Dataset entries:
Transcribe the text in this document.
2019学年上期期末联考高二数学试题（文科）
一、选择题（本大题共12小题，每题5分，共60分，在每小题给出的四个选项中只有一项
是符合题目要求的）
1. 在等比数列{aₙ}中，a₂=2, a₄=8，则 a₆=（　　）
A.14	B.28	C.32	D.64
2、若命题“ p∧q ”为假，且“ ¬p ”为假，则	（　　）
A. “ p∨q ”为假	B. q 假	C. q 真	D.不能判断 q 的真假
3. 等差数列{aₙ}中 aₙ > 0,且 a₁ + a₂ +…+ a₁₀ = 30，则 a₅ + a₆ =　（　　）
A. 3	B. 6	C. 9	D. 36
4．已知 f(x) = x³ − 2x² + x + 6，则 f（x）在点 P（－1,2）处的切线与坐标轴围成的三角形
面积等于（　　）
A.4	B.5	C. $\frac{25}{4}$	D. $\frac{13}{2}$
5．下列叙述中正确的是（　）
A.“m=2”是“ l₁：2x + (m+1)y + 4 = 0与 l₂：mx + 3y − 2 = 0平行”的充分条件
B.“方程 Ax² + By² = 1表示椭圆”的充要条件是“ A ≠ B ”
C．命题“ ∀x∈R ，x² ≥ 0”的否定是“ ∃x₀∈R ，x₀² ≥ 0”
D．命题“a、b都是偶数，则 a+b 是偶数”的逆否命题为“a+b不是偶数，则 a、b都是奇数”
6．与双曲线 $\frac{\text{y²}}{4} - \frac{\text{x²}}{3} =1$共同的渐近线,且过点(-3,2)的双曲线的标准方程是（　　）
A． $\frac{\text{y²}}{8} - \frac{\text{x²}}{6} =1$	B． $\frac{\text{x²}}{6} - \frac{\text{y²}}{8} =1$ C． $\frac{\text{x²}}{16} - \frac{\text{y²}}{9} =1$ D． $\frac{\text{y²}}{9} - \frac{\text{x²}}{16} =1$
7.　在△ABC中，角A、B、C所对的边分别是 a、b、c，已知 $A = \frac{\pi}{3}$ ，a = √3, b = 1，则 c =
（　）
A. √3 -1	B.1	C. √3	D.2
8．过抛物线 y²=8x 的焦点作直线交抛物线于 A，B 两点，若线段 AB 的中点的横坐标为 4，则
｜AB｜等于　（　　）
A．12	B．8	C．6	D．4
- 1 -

## Problem details
The records above should be duplicated in full, exactly as given.

## Response to this task
Transcribe the text in this document.
2019学年上期期末联考高二数学试题（文科）
一、选择题（本大题共12小题，每题5分，共60分，在每小题给出的四个选项中只有一项
是符合题目要求的）
1. 在等比数列{aₙ}中，a₂=2, a₄=8，则 a₆=（　　）
A.14	B.28	C.32	D.64
2、若命题“ p∧q ”为假，且“ ¬p ”为假，则	（　　）
A. “ p∨q ”为假	B. q 假	C. q 真	D.不能判断 q 的真假
3. 等差数列{aₙ}中 aₙ > 0,且 a₁ + a₂ +…+ a₁₀ = 30，则 a₅ + a₆ =　（　　）
A. 3	B. 6	C. 9	D. 36
4．已知 f(x) = x³ − 2x² + x + 6，则 f（x）在点 P（－1,2）处的切线与坐标轴围成的三角形
面积等于（　　）
A.4	B.5	C. $\frac{25}{4}$	D. $\frac{13}{2}$
5．下列叙述中正确的是（　）
A.“m=2”是“ l₁：2x + (m+1)y + 4 = 0与 l₂：mx + 3y − 2 = 0平行”的充分条件
B.“方程 Ax² + By² = 1表示椭圆”的充要条件是“ A ≠ B ”
C．命题“ ∀x∈R ，x² ≥ 0”的否定是“ ∃x₀∈R ，x₀² ≥ 0”
D．命题“a、b都是偶数，则 a+b 是偶数”的逆否命题为“a+b不是偶数，则 a、b都是奇数”
6．与双曲线 $\frac{\text{y²}}{4} - \frac{\text{x²}}{3} =1$共同的渐近线,且过点(-3,2)的双曲线的标准方程是（　　）
A． $\frac{\text{y²}}{8} - \frac{\text{x²}}{6} =1$	B． $\frac{\text{x²}}{6} - \frac{\text{y²}}{8} =1$ C． $\frac{\text{x²}}{16} - \frac{\text{y²}}{9} =1$ D． $\frac{\text{y²}}{9} - \frac{\text{x²}}{16} =1$
7.　在△ABC中，角A、B、C所对的边分别是 a、b、c，已知 $A = \frac{\pi}{3}$ ，a = √3, b = 1，则 c =
（　）
A. √3 -1	B.1	C. √3	D.2
8．过抛物线 y²=8x 的焦点作直线交抛物线于 A，B 两点，若线段 AB 的中点的横坐标为 4，则
｜AB｜等于　（　　）
A．12	B．8	C．6	D．4
- 1 -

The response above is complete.